*Task goal*. Reproduce every entry exactly, without alteration.

_ _ _ _

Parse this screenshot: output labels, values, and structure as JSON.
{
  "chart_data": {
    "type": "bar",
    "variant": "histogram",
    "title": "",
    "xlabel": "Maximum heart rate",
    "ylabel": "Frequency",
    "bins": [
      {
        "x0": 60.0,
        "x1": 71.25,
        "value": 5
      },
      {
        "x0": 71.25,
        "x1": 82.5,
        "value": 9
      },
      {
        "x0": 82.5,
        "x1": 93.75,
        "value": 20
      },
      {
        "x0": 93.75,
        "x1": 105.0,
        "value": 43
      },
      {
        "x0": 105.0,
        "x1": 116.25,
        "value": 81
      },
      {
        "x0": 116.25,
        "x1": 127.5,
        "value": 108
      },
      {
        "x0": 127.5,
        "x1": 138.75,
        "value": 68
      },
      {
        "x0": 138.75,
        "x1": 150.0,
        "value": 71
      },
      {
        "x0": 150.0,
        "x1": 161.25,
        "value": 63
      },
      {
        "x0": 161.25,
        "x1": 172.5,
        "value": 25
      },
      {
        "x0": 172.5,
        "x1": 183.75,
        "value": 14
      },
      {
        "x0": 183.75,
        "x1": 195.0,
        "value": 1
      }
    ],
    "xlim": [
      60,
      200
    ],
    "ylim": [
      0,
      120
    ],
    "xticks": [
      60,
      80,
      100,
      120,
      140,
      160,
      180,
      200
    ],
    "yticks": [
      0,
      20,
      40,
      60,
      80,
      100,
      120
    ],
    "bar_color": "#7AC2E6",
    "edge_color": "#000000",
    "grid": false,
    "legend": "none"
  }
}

_ _ _ _

*Full answer*.
Parse this screenshot: output labels, values, and structure as JSON.
{
  "chart_data": {
    "type": "bar",
    "variant": "histogram",
    "title": "",
    "xlabel": "Maximum heart rate",
    "ylabel": "Frequency",
    "bins": [
      {
        "x0": 60.0,
        "x1": 71.25,
        "value": 5
      },
      {
        "x0": 71.25,
        "x1": 82.5,
        "value": 9
      },
      {
        "x0": 82.5,
        "x1": 93.75,
        "value": 20
      },
      {
        "x0": 93.75,
        "x1": 105.0,
        "value": 43
      },
      {
        "x0": 105.0,
        "x1": 116.25,
        "value": 81
      },
      {
        "x0": 116.25,
        "x1": 127.5,
        "value": 108
      },
      {
        "x0": 127.5,
        "x1": 138.75,
        "value": 68
      },
      {
        "x0": 138.75,
        "x1": 150.0,
        "value": 71
      },
      {
        "x0": 150.0,
        "x1": 161.25,
        "value": 63
      },
      {
        "x0": 161.25,
        "x1": 172.5,
        "value": 25
      },
      {
        "x0": 172.5,
        "x1": 183.75,
        "value": 14
      },
      {
        "x0": 183.75,
        "x1": 195.0,
        "value": 1
      }
    ],
    "xlim": [
      60,
      200
    ],
    "ylim": [
      0,
      120
    ],
    "xticks": [
      60,
      80,
      100,
      120,
      140,
      160,
      180,
      200
    ],
    "yticks": [
      0,
      20,
      40,
      60,
      80,
      100,
      120
    ],
    "bar_color": "#7AC2E6",
    "edge_color": "#000000",
    "grid": false,
    "legend": "none"
  }
}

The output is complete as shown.